--- Input records ---

◇ ◇ ◇ ◇ ◇ ◇ ◇

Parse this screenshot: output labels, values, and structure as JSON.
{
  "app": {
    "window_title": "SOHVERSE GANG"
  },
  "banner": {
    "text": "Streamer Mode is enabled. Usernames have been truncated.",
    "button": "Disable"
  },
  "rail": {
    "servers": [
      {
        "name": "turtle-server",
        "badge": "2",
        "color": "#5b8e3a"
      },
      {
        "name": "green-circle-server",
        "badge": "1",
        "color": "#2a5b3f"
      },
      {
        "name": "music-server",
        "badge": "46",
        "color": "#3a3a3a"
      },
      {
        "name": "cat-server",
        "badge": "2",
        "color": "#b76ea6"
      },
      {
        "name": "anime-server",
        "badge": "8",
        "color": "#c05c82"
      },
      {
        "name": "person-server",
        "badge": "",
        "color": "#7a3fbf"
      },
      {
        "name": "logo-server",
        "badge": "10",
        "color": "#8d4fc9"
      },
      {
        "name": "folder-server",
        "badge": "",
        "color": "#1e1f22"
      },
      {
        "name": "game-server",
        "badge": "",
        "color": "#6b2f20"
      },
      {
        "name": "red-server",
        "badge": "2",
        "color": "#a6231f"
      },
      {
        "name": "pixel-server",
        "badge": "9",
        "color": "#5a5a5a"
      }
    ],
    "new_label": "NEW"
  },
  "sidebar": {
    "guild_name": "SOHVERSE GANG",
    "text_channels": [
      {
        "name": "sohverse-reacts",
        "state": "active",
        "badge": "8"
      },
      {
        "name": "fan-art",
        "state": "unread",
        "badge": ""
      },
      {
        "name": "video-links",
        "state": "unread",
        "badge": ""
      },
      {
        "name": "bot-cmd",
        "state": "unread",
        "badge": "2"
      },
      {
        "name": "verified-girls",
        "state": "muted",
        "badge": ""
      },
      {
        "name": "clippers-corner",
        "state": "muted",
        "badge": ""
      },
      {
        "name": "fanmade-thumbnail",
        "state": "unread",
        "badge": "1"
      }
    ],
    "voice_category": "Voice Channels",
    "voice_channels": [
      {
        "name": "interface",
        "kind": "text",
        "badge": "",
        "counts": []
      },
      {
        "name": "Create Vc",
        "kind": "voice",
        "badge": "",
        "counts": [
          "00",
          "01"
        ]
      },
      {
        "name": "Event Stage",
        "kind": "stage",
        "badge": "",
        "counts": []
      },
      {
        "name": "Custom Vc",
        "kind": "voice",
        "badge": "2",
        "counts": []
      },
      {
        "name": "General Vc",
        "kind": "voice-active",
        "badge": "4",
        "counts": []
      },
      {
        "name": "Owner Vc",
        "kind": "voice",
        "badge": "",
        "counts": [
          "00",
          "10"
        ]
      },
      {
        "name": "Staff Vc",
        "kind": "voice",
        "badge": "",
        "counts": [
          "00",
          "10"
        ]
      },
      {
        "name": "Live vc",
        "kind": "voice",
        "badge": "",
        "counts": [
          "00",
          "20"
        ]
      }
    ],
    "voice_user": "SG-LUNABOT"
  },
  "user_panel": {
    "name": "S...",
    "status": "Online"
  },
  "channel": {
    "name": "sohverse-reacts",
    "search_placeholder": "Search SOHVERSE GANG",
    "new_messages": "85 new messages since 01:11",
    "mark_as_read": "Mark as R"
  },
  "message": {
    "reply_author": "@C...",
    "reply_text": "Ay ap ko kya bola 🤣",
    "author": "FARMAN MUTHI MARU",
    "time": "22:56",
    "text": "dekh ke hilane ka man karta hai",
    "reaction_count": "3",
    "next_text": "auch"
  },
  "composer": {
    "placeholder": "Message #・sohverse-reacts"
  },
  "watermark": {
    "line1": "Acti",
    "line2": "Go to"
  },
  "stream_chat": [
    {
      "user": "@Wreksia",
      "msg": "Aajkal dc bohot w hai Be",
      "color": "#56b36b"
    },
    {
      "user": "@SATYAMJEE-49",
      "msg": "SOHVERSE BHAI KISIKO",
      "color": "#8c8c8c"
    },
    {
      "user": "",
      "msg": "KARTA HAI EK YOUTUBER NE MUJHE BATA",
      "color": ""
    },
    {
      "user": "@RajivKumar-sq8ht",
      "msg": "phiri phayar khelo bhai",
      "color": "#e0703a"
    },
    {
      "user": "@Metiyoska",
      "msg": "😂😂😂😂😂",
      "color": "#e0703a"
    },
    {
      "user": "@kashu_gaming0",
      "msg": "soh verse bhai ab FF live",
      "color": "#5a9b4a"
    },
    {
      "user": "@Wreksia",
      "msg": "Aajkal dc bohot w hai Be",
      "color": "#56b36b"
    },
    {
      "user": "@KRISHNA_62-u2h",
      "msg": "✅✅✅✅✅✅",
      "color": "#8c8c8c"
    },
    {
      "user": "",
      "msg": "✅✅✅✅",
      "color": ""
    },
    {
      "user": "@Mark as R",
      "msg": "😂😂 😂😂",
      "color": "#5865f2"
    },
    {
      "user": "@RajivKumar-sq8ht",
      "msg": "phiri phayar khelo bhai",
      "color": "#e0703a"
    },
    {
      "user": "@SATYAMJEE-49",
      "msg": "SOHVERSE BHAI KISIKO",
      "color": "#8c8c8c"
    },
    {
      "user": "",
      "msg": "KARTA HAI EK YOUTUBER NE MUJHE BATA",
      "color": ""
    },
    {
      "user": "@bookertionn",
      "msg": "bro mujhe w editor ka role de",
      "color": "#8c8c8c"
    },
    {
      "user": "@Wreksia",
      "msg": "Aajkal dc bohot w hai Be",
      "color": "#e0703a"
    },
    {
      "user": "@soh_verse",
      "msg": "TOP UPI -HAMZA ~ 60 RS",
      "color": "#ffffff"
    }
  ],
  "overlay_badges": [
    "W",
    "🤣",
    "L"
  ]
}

◇ ◇ ◇ ◇ ◇ ◇ ◇

--- Exercise instructions ---
Copy out each line of the data containing the string "GANG".

--- The result ---
    "window_title": "SOHVERSE GANG"
    "guild_name": "SOHVERSE GANG",
    "search_placeholder": "Search SOHVERSE GANG",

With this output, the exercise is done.